§ **DATASET**

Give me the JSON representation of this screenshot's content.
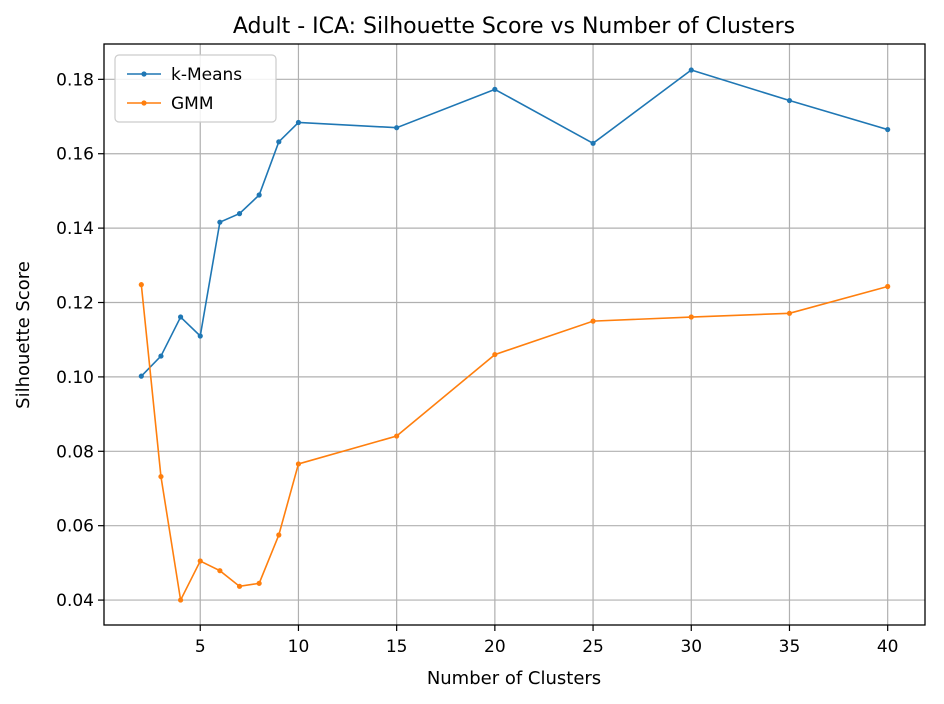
{
  "chart_data": {
    "type": "line",
    "title": "Adult - ICA: Silhouette Score vs Number of Clusters",
    "xlabel": "Number of Clusters",
    "ylabel": "Silhouette Score",
    "xlim": [
      0.1,
      41.9
    ],
    "ylim": [
      0.0333,
      0.1895
    ],
    "xticks": [
      5,
      10,
      15,
      20,
      25,
      30,
      35,
      40
    ],
    "yticks": [
      0.04,
      0.06,
      0.08,
      0.1,
      0.12,
      0.14,
      0.16,
      0.18
    ],
    "ytick_labels": [
      "0.04",
      "0.06",
      "0.08",
      "0.10",
      "0.12",
      "0.14",
      "0.16",
      "0.18"
    ],
    "grid": true,
    "legend": "top-left",
    "x": [
      2,
      3,
      4,
      5,
      6,
      7,
      8,
      9,
      10,
      15,
      20,
      25,
      30,
      35,
      40
    ],
    "series": [
      {
        "name": "k-Means",
        "color": "#1f77b4",
        "values": [
          0.1002,
          0.1056,
          0.1161,
          0.111,
          0.1416,
          0.1439,
          0.1489,
          0.1632,
          0.1684,
          0.167,
          0.1773,
          0.1628,
          0.1825,
          0.1743,
          0.1665
        ]
      },
      {
        "name": "GMM",
        "color": "#ff7f0e",
        "values": [
          0.1248,
          0.0732,
          0.04,
          0.0505,
          0.0479,
          0.0437,
          0.0445,
          0.0575,
          0.0766,
          0.0841,
          0.106,
          0.115,
          0.1161,
          0.1171,
          0.1243
        ]
      }
    ]
  }
}
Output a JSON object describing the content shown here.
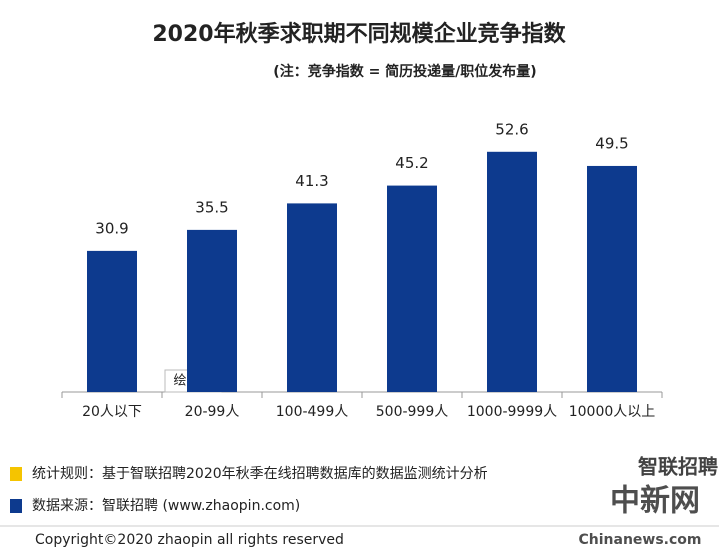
{
  "chart_data": {
    "type": "bar",
    "title": "2020年秋季求职期不同规模企业竞争指数",
    "subtitle": "(注：竞争指数 = 简历投递量/职位发布量)",
    "categories": [
      "20人以下",
      "20-99人",
      "100-499人",
      "500-999人",
      "1000-9999人",
      "10000人以上"
    ],
    "values": [
      30.9,
      35.5,
      41.3,
      45.2,
      52.6,
      49.5
    ],
    "color": "#0d3a8e",
    "ylim": [
      0,
      60
    ],
    "annotation": "绘图区"
  },
  "notes": [
    {
      "color": "#f5c400",
      "text": "统计规则：基于智联招聘2020年秋季在线招聘数据库的数据监测统计分析"
    },
    {
      "color": "#0d3a8e",
      "text": "数据来源：智联招聘 (www.zhaopin.com)"
    }
  ],
  "copyright": "Copyright©2020 zhaopin all rights reserved",
  "watermarks": [
    "智联招聘",
    "中新网",
    "Chinanews.com"
  ]
}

§ **WHAT YOU WILL DO**
Pictures stay out of the copy; please restate every record above exactly.

§ **ANSWER IN FULL**
Give me the JSON representation of this screenshot's content.
{
  "chart_data": {
    "type": "line",
    "title": "Adult - ICA: Silhouette Score vs Number of Clusters",
    "xlabel": "Number of Clusters",
    "ylabel": "Silhouette Score",
    "xlim": [
      0.1,
      41.9
    ],
    "ylim": [
      0.0333,
      0.1895
    ],
    "xticks": [
      5,
      10,
      15,
      20,
      25,
      30,
      35,
      40
    ],
    "yticks": [
      0.04,
      0.06,
      0.08,
      0.1,
      0.12,
      0.14,
      0.16,
      0.18
    ],
    "ytick_labels": [
      "0.04",
      "0.06",
      "0.08",
      "0.10",
      "0.12",
      "0.14",
      "0.16",
      "0.18"
    ],
    "grid": true,
    "legend": "top-left",
    "x": [
      2,
      3,
      4,
      5,
      6,
      7,
      8,
      9,
      10,
      15,
      20,
      25,
      30,
      35,
      40
    ],
    "series": [
      {
        "name": "k-Means",
        "color": "#1f77b4",
        "values": [
          0.1002,
          0.1056,
          0.1161,
          0.111,
          0.1416,
          0.1439,
          0.1489,
          0.1632,
          0.1684,
          0.167,
          0.1773,
          0.1628,
          0.1825,
          0.1743,
          0.1665
        ]
      },
      {
        "name": "GMM",
        "color": "#ff7f0e",
        "values": [
          0.1248,
          0.0732,
          0.04,
          0.0505,
          0.0479,
          0.0437,
          0.0445,
          0.0575,
          0.0766,
          0.0841,
          0.106,
          0.115,
          0.1161,
          0.1171,
          0.1243
        ]
      }
    ]
  }
}
Output a JSON object describing the content shown here.
{
  "chart_data": {
    "type": "bar",
    "title": "2020年秋季求职期不同规模企业竞争指数",
    "subtitle": "(注：竞争指数 = 简历投递量/职位发布量)",
    "categories": [
      "20人以下",
      "20-99人",
      "100-499人",
      "500-999人",
      "1000-9999人",
      "10000人以上"
    ],
    "values": [
      30.9,
      35.5,
      41.3,
      45.2,
      52.6,
      49.5
    ],
    "color": "#0d3a8e",
    "ylim": [
      0,
      60
    ],
    "annotation": "绘图区"
  },
  "notes": [
    {
      "color": "#f5c400",
      "text": "统计规则：基于智联招聘2020年秋季在线招聘数据库的数据监测统计分析"
    },
    {
      "color": "#0d3a8e",
      "text": "数据来源：智联招聘 (www.zhaopin.com)"
    }
  ],
  "copyright": "Copyright©2020 zhaopin all rights reserved",
  "watermarks": [
    "智联招聘",
    "中新网",
    "Chinanews.com"
  ]
}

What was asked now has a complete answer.